> [What you have to do] Type out all the records word for word. Any pictures are to be left out.

> [Figure data in JSON]
____________

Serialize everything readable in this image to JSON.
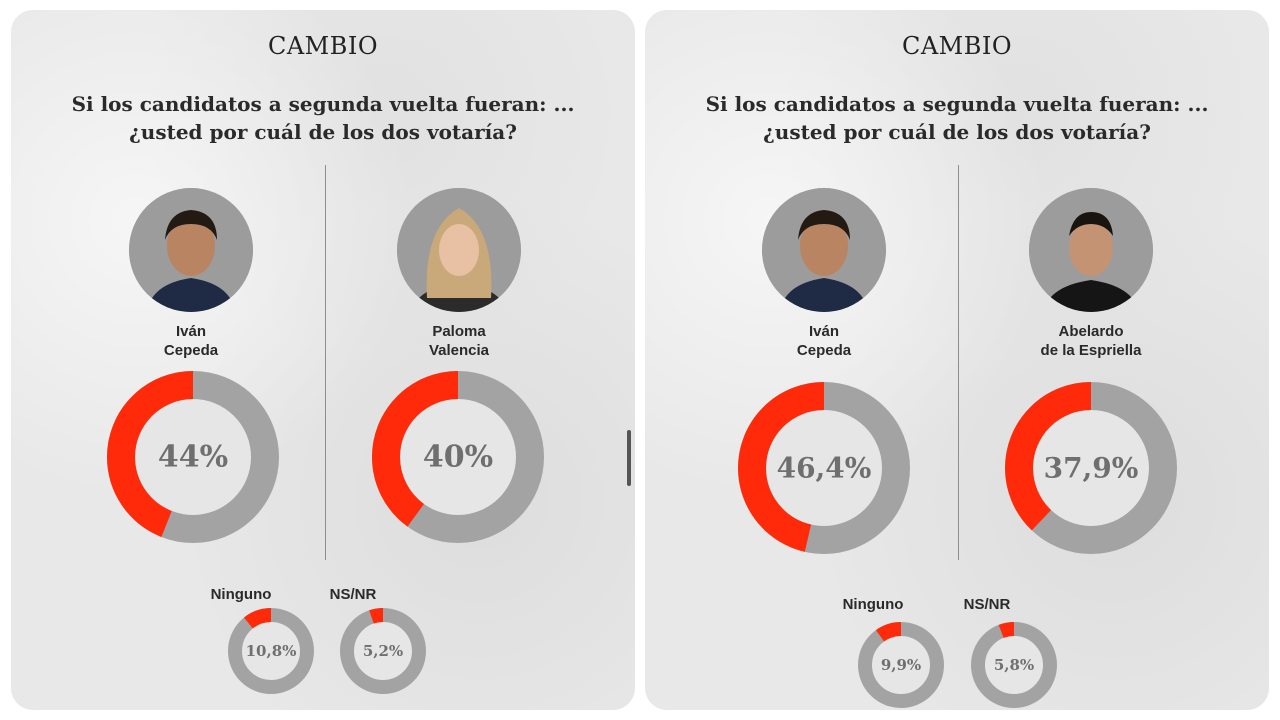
{
  "colors": {
    "accent": "#ff2a0a",
    "track": "#a3a3a3",
    "inner": "#e6e6e6",
    "text_value": "#6f6f6f"
  },
  "panels": [
    {
      "brand": "CAMBIO",
      "question_line1": "Si los candidatos a segunda vuelta fueran: ...",
      "question_line2": "¿usted por cuál de los dos votaría?",
      "candidates": [
        {
          "name_line1": "Iván",
          "name_line2": "Cepeda",
          "avatar_icon": "person-photo-icon"
        },
        {
          "name_line1": "Paloma",
          "name_line2": "Valencia",
          "avatar_icon": "person-photo-icon"
        }
      ],
      "others": [
        {
          "label": "Ninguno"
        },
        {
          "label": "NS/NR"
        }
      ]
    },
    {
      "brand": "CAMBIO",
      "question_line1": "Si los candidatos a segunda vuelta fueran: ...",
      "question_line2": "¿usted por cuál de los dos votaría?",
      "candidates": [
        {
          "name_line1": "Iván",
          "name_line2": "Cepeda",
          "avatar_icon": "person-photo-icon"
        },
        {
          "name_line1": "Abelardo",
          "name_line2": "de la Espriella",
          "avatar_icon": "person-photo-icon"
        }
      ],
      "others": [
        {
          "label": "Ninguno"
        },
        {
          "label": "NS/NR"
        }
      ]
    }
  ],
  "chart_data": [
    {
      "type": "pie",
      "title": "Si los candidatos a segunda vuelta fueran: ... ¿usted por cuál de los dos votaría?",
      "categories": [
        "Iván Cepeda",
        "Paloma Valencia",
        "Ninguno",
        "NS/NR"
      ],
      "values": [
        44,
        40,
        10.8,
        5.2
      ],
      "value_labels": [
        "44%",
        "40%",
        "10,8%",
        "5,2%"
      ],
      "unit": "%"
    },
    {
      "type": "pie",
      "title": "Si los candidatos a segunda vuelta fueran: ... ¿usted por cuál de los dos votaría?",
      "categories": [
        "Iván Cepeda",
        "Abelardo de la Espriella",
        "Ninguno",
        "NS/NR"
      ],
      "values": [
        46.4,
        37.9,
        9.9,
        5.8
      ],
      "value_labels": [
        "46,4%",
        "37,9%",
        "9,9%",
        "5,8%"
      ],
      "unit": "%"
    }
  ]
}
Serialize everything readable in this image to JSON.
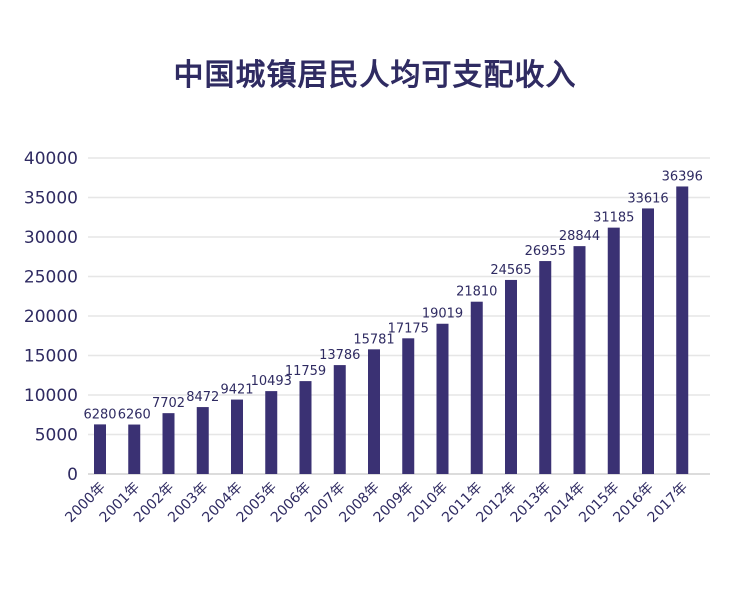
{
  "chart_data": {
    "type": "bar",
    "title": "中国城镇居民人均可支配收入",
    "xlabel": "",
    "ylabel": "",
    "categories": [
      "2000年",
      "2001年",
      "2002年",
      "2003年",
      "2004年",
      "2005年",
      "2006年",
      "2007年",
      "2008年",
      "2009年",
      "2010年",
      "2011年",
      "2012年",
      "2013年",
      "2014年",
      "2015年",
      "2016年",
      "2017年"
    ],
    "values": [
      6280,
      6260,
      7702,
      8472,
      9421,
      10493,
      11759,
      13786,
      15781,
      17175,
      19019,
      21810,
      24565,
      26955,
      28844,
      31185,
      33616,
      36396
    ],
    "data_labels": [
      "6280",
      "6260",
      "7702",
      "8472",
      "9421",
      "10493",
      "11759",
      "13786",
      "15781",
      "17175",
      "19019",
      "21810",
      "24565",
      "26955",
      "28844",
      "31185",
      "33616",
      "36396"
    ],
    "ylim": [
      0,
      40000
    ],
    "yticks": [
      "0",
      "5000",
      "10000",
      "15000",
      "20000",
      "25000",
      "30000",
      "35000",
      "40000"
    ],
    "grid": true,
    "legend": "none",
    "colors": {
      "bar": "#3a3173",
      "title": "#2f2b62",
      "text": "#2f2b62",
      "grid": "#e6e6e6"
    }
  }
}
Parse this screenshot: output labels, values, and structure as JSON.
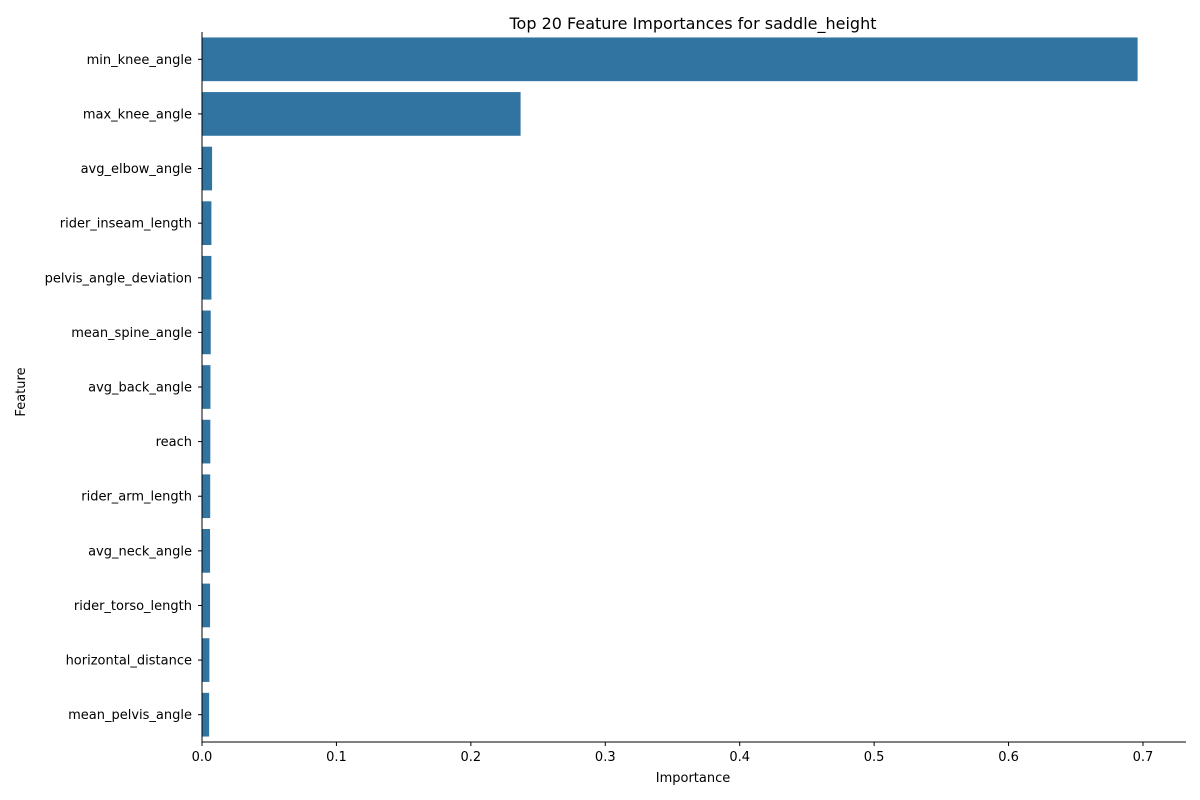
{
  "chart_data": {
    "type": "bar",
    "orientation": "horizontal",
    "title": "Top 20 Feature Importances for saddle_height",
    "xlabel": "Importance",
    "ylabel": "Feature",
    "categories": [
      "min_knee_angle",
      "max_knee_angle",
      "avg_elbow_angle",
      "rider_inseam_length",
      "pelvis_angle_deviation",
      "mean_spine_angle",
      "avg_back_angle",
      "reach",
      "rider_arm_length",
      "avg_neck_angle",
      "rider_torso_length",
      "horizontal_distance",
      "mean_pelvis_angle"
    ],
    "values": [
      0.696,
      0.237,
      0.0075,
      0.007,
      0.007,
      0.0065,
      0.0063,
      0.0062,
      0.0061,
      0.006,
      0.006,
      0.0055,
      0.0053
    ],
    "xlim": [
      0,
      0.732
    ],
    "xticks": [
      0.0,
      0.1,
      0.2,
      0.3,
      0.4,
      0.5,
      0.6,
      0.7
    ],
    "xtick_labels": [
      "0.0",
      "0.1",
      "0.2",
      "0.3",
      "0.4",
      "0.5",
      "0.6",
      "0.7"
    ],
    "bar_color": "#3274a1",
    "grid": false,
    "legend": "none"
  }
}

____________

> [Output of the task]
Serialize everything readable in this image to JSON.
{
  "colors": {
    "accent": "#ff2a0a",
    "track": "#a3a3a3",
    "inner": "#e6e6e6",
    "text_value": "#6f6f6f"
  },
  "panels": [
    {
      "brand": "CAMBIO",
      "question_line1": "Si los candidatos a segunda vuelta fueran: ...",
      "question_line2": "¿usted por cuál de los dos votaría?",
      "candidates": [
        {
          "name_line1": "Iván",
          "name_line2": "Cepeda",
          "avatar_icon": "person-photo-icon"
        },
        {
          "name_line1": "Paloma",
          "name_line2": "Valencia",
          "avatar_icon": "person-photo-icon"
        }
      ],
      "others": [
        {
          "label": "Ninguno"
        },
        {
          "label": "NS/NR"
        }
      ]
    },
    {
      "brand": "CAMBIO",
      "question_line1": "Si los candidatos a segunda vuelta fueran: ...",
      "question_line2": "¿usted por cuál de los dos votaría?",
      "candidates": [
        {
          "name_line1": "Iván",
          "name_line2": "Cepeda",
          "avatar_icon": "person-photo-icon"
        },
        {
          "name_line1": "Abelardo",
          "name_line2": "de la Espriella",
          "avatar_icon": "person-photo-icon"
        }
      ],
      "others": [
        {
          "label": "Ninguno"
        },
        {
          "label": "NS/NR"
        }
      ]
    }
  ],
  "chart_data": [
    {
      "type": "pie",
      "title": "Si los candidatos a segunda vuelta fueran: ... ¿usted por cuál de los dos votaría?",
      "categories": [
        "Iván Cepeda",
        "Paloma Valencia",
        "Ninguno",
        "NS/NR"
      ],
      "values": [
        44,
        40,
        10.8,
        5.2
      ],
      "value_labels": [
        "44%",
        "40%",
        "10,8%",
        "5,2%"
      ],
      "unit": "%"
    },
    {
      "type": "pie",
      "title": "Si los candidatos a segunda vuelta fueran: ... ¿usted por cuál de los dos votaría?",
      "categories": [
        "Iván Cepeda",
        "Abelardo de la Espriella",
        "Ninguno",
        "NS/NR"
      ],
      "values": [
        46.4,
        37.9,
        9.9,
        5.8
      ],
      "value_labels": [
        "46,4%",
        "37,9%",
        "9,9%",
        "5,8%"
      ],
      "unit": "%"
    }
  ]
}
Serialize everything readable in this image to JSON.
{
  "chart_data": {
    "type": "bar",
    "title": "中国城镇居民人均可支配收入",
    "xlabel": "",
    "ylabel": "",
    "categories": [
      "2000年",
      "2001年",
      "2002年",
      "2003年",
      "2004年",
      "2005年",
      "2006年",
      "2007年",
      "2008年",
      "2009年",
      "2010年",
      "2011年",
      "2012年",
      "2013年",
      "2014年",
      "2015年",
      "2016年",
      "2017年"
    ],
    "values": [
      6280,
      6260,
      7702,
      8472,
      9421,
      10493,
      11759,
      13786,
      15781,
      17175,
      19019,
      21810,
      24565,
      26955,
      28844,
      31185,
      33616,
      36396
    ],
    "data_labels": [
      "6280",
      "6260",
      "7702",
      "8472",
      "9421",
      "10493",
      "11759",
      "13786",
      "15781",
      "17175",
      "19019",
      "21810",
      "24565",
      "26955",
      "28844",
      "31185",
      "33616",
      "36396"
    ],
    "ylim": [
      0,
      40000
    ],
    "yticks": [
      "0",
      "5000",
      "10000",
      "15000",
      "20000",
      "25000",
      "30000",
      "35000",
      "40000"
    ],
    "grid": true,
    "legend": "none",
    "colors": {
      "bar": "#3a3173",
      "title": "#2f2b62",
      "text": "#2f2b62",
      "grid": "#e6e6e6"
    }
  }
}
Parse this screenshot: output labels, values, and structure as JSON.
{
  "chart_data": {
    "type": "bar",
    "orientation": "horizontal",
    "title": "Top 20 Feature Importances for saddle_height",
    "xlabel": "Importance",
    "ylabel": "Feature",
    "categories": [
      "min_knee_angle",
      "max_knee_angle",
      "avg_elbow_angle",
      "rider_inseam_length",
      "pelvis_angle_deviation",
      "mean_spine_angle",
      "avg_back_angle",
      "reach",
      "rider_arm_length",
      "avg_neck_angle",
      "rider_torso_length",
      "horizontal_distance",
      "mean_pelvis_angle"
    ],
    "values": [
      0.696,
      0.237,
      0.0075,
      0.007,
      0.007,
      0.0065,
      0.0063,
      0.0062,
      0.0061,
      0.006,
      0.006,
      0.0055,
      0.0053
    ],
    "xlim": [
      0,
      0.732
    ],
    "xticks": [
      0.0,
      0.1,
      0.2,
      0.3,
      0.4,
      0.5,
      0.6,
      0.7
    ],
    "xtick_labels": [
      "0.0",
      "0.1",
      "0.2",
      "0.3",
      "0.4",
      "0.5",
      "0.6",
      "0.7"
    ],
    "bar_color": "#3274a1",
    "grid": false,
    "legend": "none"
  }
}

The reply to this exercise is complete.